# [REQUIREMENT]
Copy the data exactly as it appears, and do not include any pictures.

# [Stored data entries]
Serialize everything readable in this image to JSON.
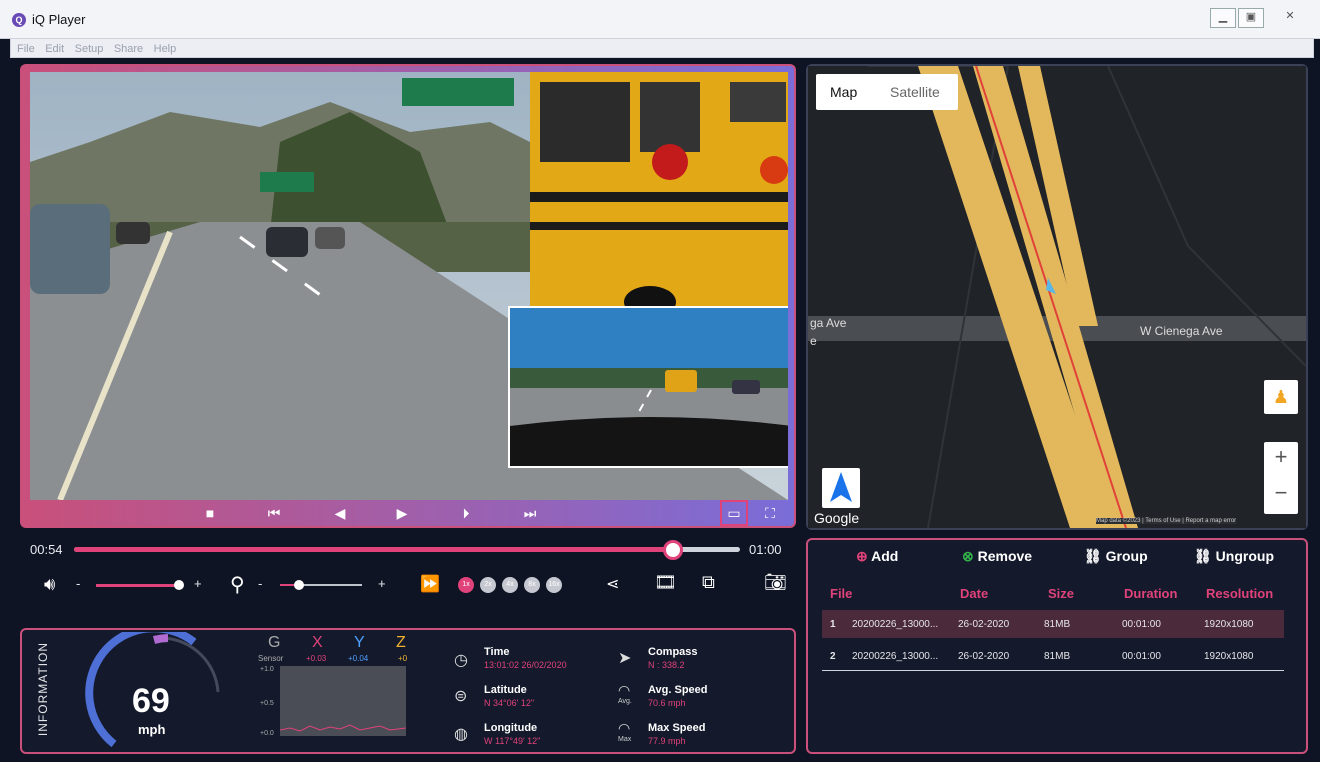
{
  "window": {
    "title": "iQ Player",
    "app_icon": "Q"
  },
  "menu": [
    "File",
    "Edit",
    "Setup",
    "Share",
    "Help"
  ],
  "video": {
    "current_time": "00:54",
    "total_time": "01:00",
    "progress": 0.9
  },
  "volume": {
    "minus": "-",
    "plus": "+",
    "level": 0.85
  },
  "zoom": {
    "minus": "-",
    "plus": "+",
    "level": 0.2
  },
  "speed_options": [
    "1x",
    "2x",
    "4x",
    "8x",
    "16x"
  ],
  "map": {
    "tab_map": "Map",
    "tab_satellite": "Satellite",
    "street_left": "ga Ave",
    "street_left2": "e",
    "street_right": "W Cienega Ave",
    "google": "Google",
    "zoom_in": "+",
    "zoom_out": "−",
    "footer": "Map data ©2023 | Terms of Use | Report a map error"
  },
  "files": {
    "add": "Add",
    "remove": "Remove",
    "group": "Group",
    "ungroup": "Ungroup",
    "headers": [
      "File",
      "Date",
      "Size",
      "Duration",
      "Resolution"
    ],
    "rows": [
      {
        "index": "1",
        "file": "20200226_13000...",
        "date": "26-02-2020",
        "size": "81MB",
        "duration": "00:01:00",
        "resolution": "1920x1080"
      },
      {
        "index": "2",
        "file": "20200226_13000...",
        "date": "26-02-2020",
        "size": "81MB",
        "duration": "00:01:00",
        "resolution": "1920x1080"
      }
    ]
  },
  "info": {
    "label": "INFORMATION",
    "speed": "69",
    "unit": "mph",
    "g_label": "G",
    "sensor_label": "Sensor",
    "x_label": "X",
    "x_val": "+0.03",
    "y_label": "Y",
    "y_val": "+0.04",
    "z_label": "Z",
    "z_val": "+0",
    "axis_ticks": [
      "+1.0",
      "+0.5",
      "+0.0"
    ],
    "time_label": "Time",
    "time_val": "13:01:02 26/02/2020",
    "lat_label": "Latitude",
    "lat_val": "N 34°06' 12\"",
    "lon_label": "Longitude",
    "lon_val": "W 117°49' 12\"",
    "compass_label": "Compass",
    "compass_val": "N : 338.2",
    "avg_label": "Avg. Speed",
    "avg_val": "70.6 mph",
    "avg_icon_text": "Avg.",
    "max_label": "Max Speed",
    "max_val": "77.9 mph",
    "max_icon_text": "Max"
  }
}
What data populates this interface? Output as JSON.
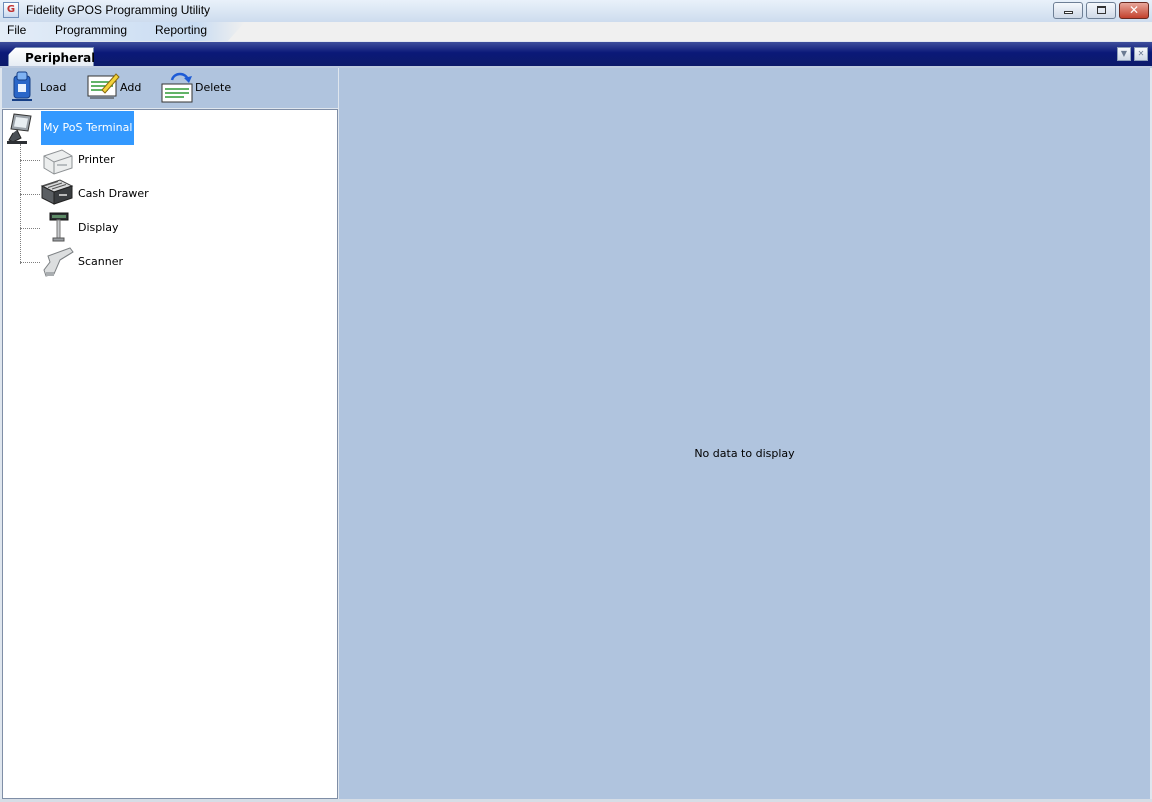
{
  "window": {
    "title": "Fidelity GPOS Programming Utility",
    "app_icon": "fidelity-g-icon"
  },
  "menu": {
    "items": [
      "File",
      "Programming",
      "Reporting"
    ]
  },
  "tabs": {
    "active": "Peripherals"
  },
  "toolbar": {
    "load_label": "Load",
    "add_label": "Add",
    "delete_label": "Delete"
  },
  "tree": {
    "root": {
      "label": "My PoS Terminal",
      "icon": "pos-terminal-icon",
      "selected": true
    },
    "children": [
      {
        "label": "Printer",
        "icon": "printer-icon"
      },
      {
        "label": "Cash Drawer",
        "icon": "cash-drawer-icon"
      },
      {
        "label": "Display",
        "icon": "pole-display-icon"
      },
      {
        "label": "Scanner",
        "icon": "barcode-scanner-icon"
      }
    ]
  },
  "content": {
    "empty_message": "No data to display"
  },
  "colors": {
    "panel_bg": "#b0c4de",
    "selection": "#3399ff",
    "tabstrip": "#0b1978"
  }
}
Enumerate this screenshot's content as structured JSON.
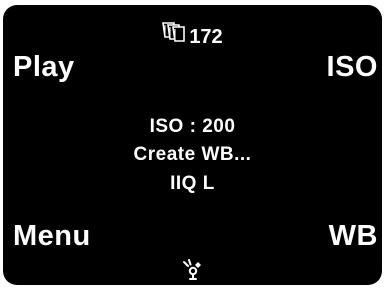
{
  "status": {
    "frames_icon": "stacked-frames-icon",
    "frames_remaining": "172",
    "connection_icon": "firewire-icon"
  },
  "softkeys": {
    "top_left": "Play",
    "top_right": "ISO",
    "bottom_left": "Menu",
    "bottom_right": "WB"
  },
  "info": {
    "iso": "ISO : 200",
    "wb": "Create WB...",
    "format": "IIQ L"
  },
  "colors": {
    "screen_background": "#000000",
    "text": "#ffffff"
  }
}
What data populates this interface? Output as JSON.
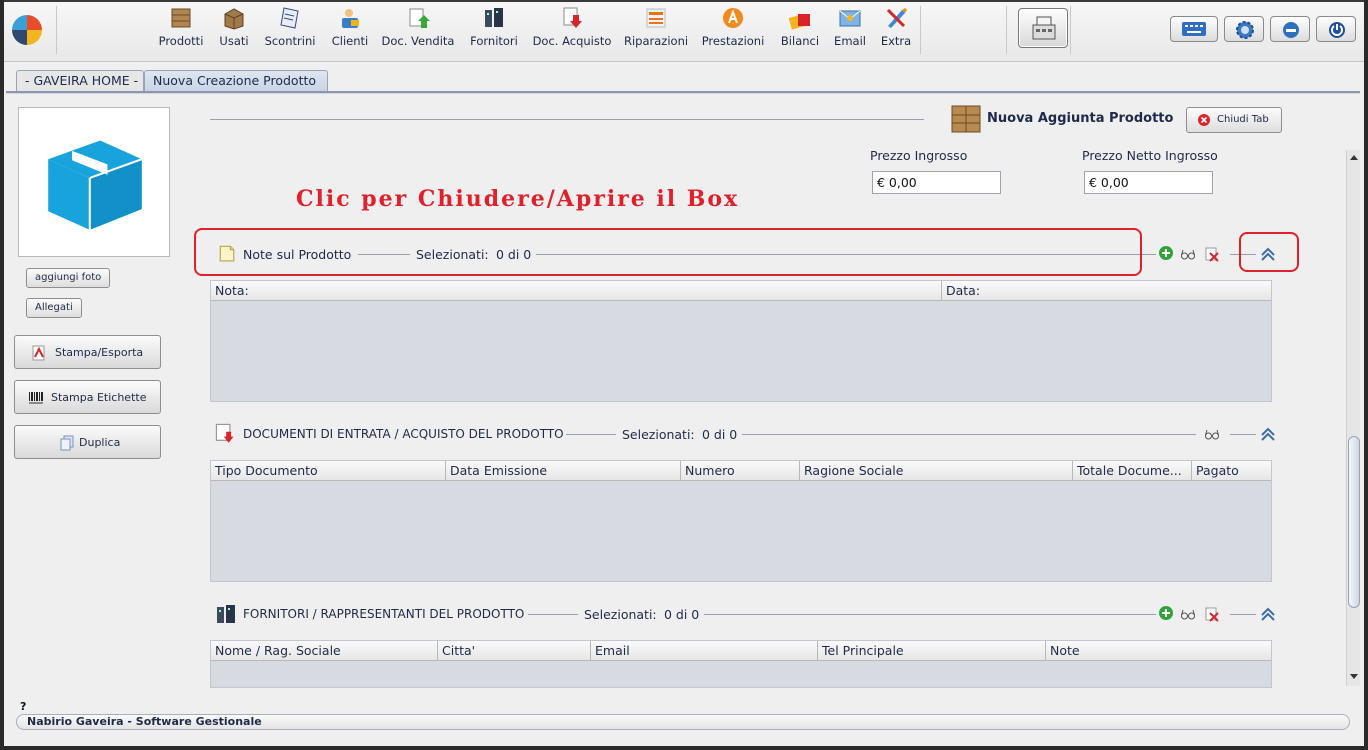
{
  "toolbar": {
    "items": [
      {
        "label": "Prodotti",
        "icon": "box-icon"
      },
      {
        "label": "Usati",
        "icon": "used-box-icon"
      },
      {
        "label": "Scontrini",
        "icon": "receipt-icon"
      },
      {
        "label": "Clienti",
        "icon": "customer-icon"
      },
      {
        "label": "Doc. Vendita",
        "icon": "sales-doc-icon"
      },
      {
        "label": "Fornitori",
        "icon": "supplier-icon"
      },
      {
        "label": "Doc. Acquisto",
        "icon": "purchase-doc-icon"
      },
      {
        "label": "Riparazioni",
        "icon": "repair-icon"
      },
      {
        "label": "Prestazioni",
        "icon": "service-icon"
      },
      {
        "label": "Bilanci",
        "icon": "balance-icon"
      },
      {
        "label": "Email",
        "icon": "email-icon"
      },
      {
        "label": "Extra",
        "icon": "extra-tools-icon"
      }
    ]
  },
  "tabs": [
    {
      "label": "- GAVEIRA HOME -"
    },
    {
      "label": "Nuova Creazione Prodotto"
    }
  ],
  "left": {
    "add_photo": "aggiungi foto",
    "attachments": "Allegati",
    "print_export": "Stampa/Esporta",
    "print_labels": "Stampa Etichette",
    "duplicate": "Duplica"
  },
  "header": {
    "title": "Nuova Aggiunta Prodotto",
    "close_tab": "Chiudi Tab"
  },
  "prices": {
    "wholesale_label": "Prezzo Ingrosso",
    "wholesale_value": "€ 0,00",
    "net_wholesale_label": "Prezzo Netto Ingrosso",
    "net_wholesale_value": "€ 0,00"
  },
  "annotation": "Clic per Chiudere/Aprire il Box",
  "notes_section": {
    "title": "Note sul Prodotto",
    "selected_label": "Selezionati:",
    "selected_value": "0 di 0",
    "columns": [
      "Nota:",
      "Data:"
    ]
  },
  "docs_section": {
    "title": "DOCUMENTI DI ENTRATA / ACQUISTO DEL PRODOTTO",
    "selected_label": "Selezionati:",
    "selected_value": "0 di 0",
    "columns": [
      "Tipo Documento",
      "Data Emissione",
      "Numero",
      "Ragione Sociale",
      "Totale Docume...",
      "Pagato"
    ]
  },
  "suppliers_section": {
    "title": "FORNITORI / RAPPRESENTANTI DEL PRODOTTO",
    "selected_label": "Selezionati:",
    "selected_value": "0 di 0",
    "columns": [
      "Nome / Rag. Sociale",
      "Citta'",
      "Email",
      "Tel Principale",
      "Note"
    ]
  },
  "help": "?",
  "status": "Nabirio Gaveira - Software Gestionale",
  "colors": {
    "accent": "#e0202a",
    "product_box": "#1aa0d8",
    "header_blue": "#1f2a4a"
  }
}
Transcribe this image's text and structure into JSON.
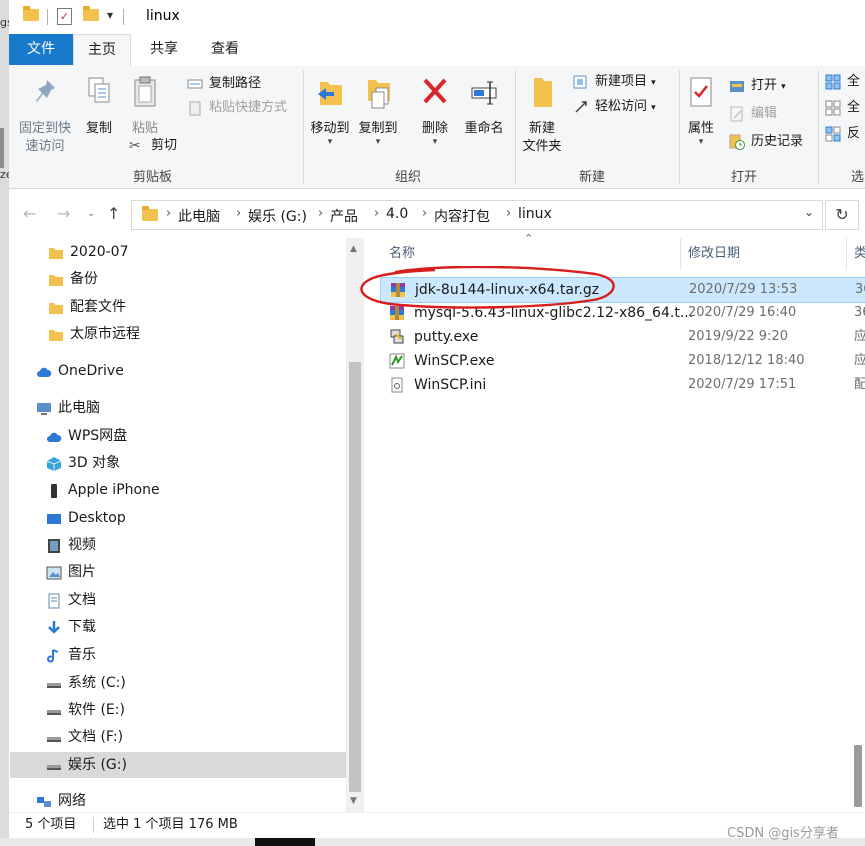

# [THE RESPONSE]
Serialize everything readable in this image to JSON.
{
  "window": {
    "title": "iQ Player",
    "app_icon": "Q"
  },
  "menu": [
    "File",
    "Edit",
    "Setup",
    "Share",
    "Help"
  ],
  "video": {
    "current_time": "00:54",
    "total_time": "01:00",
    "progress": 0.9
  },
  "volume": {
    "minus": "-",
    "plus": "+",
    "level": 0.85
  },
  "zoom": {
    "minus": "-",
    "plus": "+",
    "level": 0.2
  },
  "speed_options": [
    "1x",
    "2x",
    "4x",
    "8x",
    "16x"
  ],
  "map": {
    "tab_map": "Map",
    "tab_satellite": "Satellite",
    "street_left": "ga Ave",
    "street_left2": "e",
    "street_right": "W Cienega Ave",
    "google": "Google",
    "zoom_in": "+",
    "zoom_out": "−",
    "footer": "Map data ©2023 | Terms of Use | Report a map error"
  },
  "files": {
    "add": "Add",
    "remove": "Remove",
    "group": "Group",
    "ungroup": "Ungroup",
    "headers": [
      "File",
      "Date",
      "Size",
      "Duration",
      "Resolution"
    ],
    "rows": [
      {
        "index": "1",
        "file": "20200226_13000...",
        "date": "26-02-2020",
        "size": "81MB",
        "duration": "00:01:00",
        "resolution": "1920x1080"
      },
      {
        "index": "2",
        "file": "20200226_13000...",
        "date": "26-02-2020",
        "size": "81MB",
        "duration": "00:01:00",
        "resolution": "1920x1080"
      }
    ]
  },
  "info": {
    "label": "INFORMATION",
    "speed": "69",
    "unit": "mph",
    "g_label": "G",
    "sensor_label": "Sensor",
    "x_label": "X",
    "x_val": "+0.03",
    "y_label": "Y",
    "y_val": "+0.04",
    "z_label": "Z",
    "z_val": "+0",
    "axis_ticks": [
      "+1.0",
      "+0.5",
      "+0.0"
    ],
    "time_label": "Time",
    "time_val": "13:01:02 26/02/2020",
    "lat_label": "Latitude",
    "lat_val": "N 34°06' 12\"",
    "lon_label": "Longitude",
    "lon_val": "W 117°49' 12\"",
    "compass_label": "Compass",
    "compass_val": "N : 338.2",
    "avg_label": "Avg. Speed",
    "avg_val": "70.6 mph",
    "avg_icon_text": "Avg.",
    "max_label": "Max Speed",
    "max_val": "77.9 mph",
    "max_icon_text": "Max"
  }
}
What data populates this interface? Output as JSON.
{
  "window": {
    "title": "Fidelity GPOS Programming Utility",
    "app_icon": "fidelity-g-icon"
  },
  "menu": {
    "items": [
      "File",
      "Programming",
      "Reporting"
    ]
  },
  "tabs": {
    "active": "Peripherals"
  },
  "toolbar": {
    "load_label": "Load",
    "add_label": "Add",
    "delete_label": "Delete"
  },
  "tree": {
    "root": {
      "label": "My PoS Terminal",
      "icon": "pos-terminal-icon",
      "selected": true
    },
    "children": [
      {
        "label": "Printer",
        "icon": "printer-icon"
      },
      {
        "label": "Cash Drawer",
        "icon": "cash-drawer-icon"
      },
      {
        "label": "Display",
        "icon": "pole-display-icon"
      },
      {
        "label": "Scanner",
        "icon": "barcode-scanner-icon"
      }
    ]
  },
  "content": {
    "empty_message": "No data to display"
  },
  "colors": {
    "panel_bg": "#b0c4de",
    "selection": "#3399ff",
    "tabstrip": "#0b1978"
  }
}
Enumerate this screenshot's content as structured JSON.
{
  "status": {
    "frames_icon": "stacked-frames-icon",
    "frames_remaining": "172",
    "connection_icon": "firewire-icon"
  },
  "softkeys": {
    "top_left": "Play",
    "top_right": "ISO",
    "bottom_left": "Menu",
    "bottom_right": "WB"
  },
  "info": {
    "iso": "ISO : 200",
    "wb": "Create WB...",
    "format": "IIQ L"
  },
  "colors": {
    "screen_background": "#000000",
    "text": "#ffffff"
  }
}
What data populates this interface? Output as JSON.
{
  "toolbar": {
    "items": [
      {
        "label": "Prodotti",
        "icon": "box-icon"
      },
      {
        "label": "Usati",
        "icon": "used-box-icon"
      },
      {
        "label": "Scontrini",
        "icon": "receipt-icon"
      },
      {
        "label": "Clienti",
        "icon": "customer-icon"
      },
      {
        "label": "Doc. Vendita",
        "icon": "sales-doc-icon"
      },
      {
        "label": "Fornitori",
        "icon": "supplier-icon"
      },
      {
        "label": "Doc. Acquisto",
        "icon": "purchase-doc-icon"
      },
      {
        "label": "Riparazioni",
        "icon": "repair-icon"
      },
      {
        "label": "Prestazioni",
        "icon": "service-icon"
      },
      {
        "label": "Bilanci",
        "icon": "balance-icon"
      },
      {
        "label": "Email",
        "icon": "email-icon"
      },
      {
        "label": "Extra",
        "icon": "extra-tools-icon"
      }
    ]
  },
  "tabs": [
    {
      "label": "- GAVEIRA HOME -"
    },
    {
      "label": "Nuova Creazione Prodotto"
    }
  ],
  "left": {
    "add_photo": "aggiungi foto",
    "attachments": "Allegati",
    "print_export": "Stampa/Esporta",
    "print_labels": "Stampa Etichette",
    "duplicate": "Duplica"
  },
  "header": {
    "title": "Nuova Aggiunta Prodotto",
    "close_tab": "Chiudi Tab"
  },
  "prices": {
    "wholesale_label": "Prezzo Ingrosso",
    "wholesale_value": "€ 0,00",
    "net_wholesale_label": "Prezzo Netto Ingrosso",
    "net_wholesale_value": "€ 0,00"
  },
  "annotation": "Clic per Chiudere/Aprire il Box",
  "notes_section": {
    "title": "Note sul Prodotto",
    "selected_label": "Selezionati:",
    "selected_value": "0 di 0",
    "columns": [
      "Nota:",
      "Data:"
    ]
  },
  "docs_section": {
    "title": "DOCUMENTI DI ENTRATA / ACQUISTO DEL PRODOTTO",
    "selected_label": "Selezionati:",
    "selected_value": "0 di 0",
    "columns": [
      "Tipo Documento",
      "Data Emissione",
      "Numero",
      "Ragione Sociale",
      "Totale Docume...",
      "Pagato"
    ]
  },
  "suppliers_section": {
    "title": "FORNITORI / RAPPRESENTANTI DEL PRODOTTO",
    "selected_label": "Selezionati:",
    "selected_value": "0 di 0",
    "columns": [
      "Nome / Rag. Sociale",
      "Citta'",
      "Email",
      "Tel Principale",
      "Note"
    ]
  },
  "help": "?",
  "status": "Nabirio Gaveira - Software Gestionale",
  "colors": {
    "accent": "#e0202a",
    "product_box": "#1aa0d8",
    "header_blue": "#1f2a4a"
  }
}
Transcribe this image's text and structure into JSON.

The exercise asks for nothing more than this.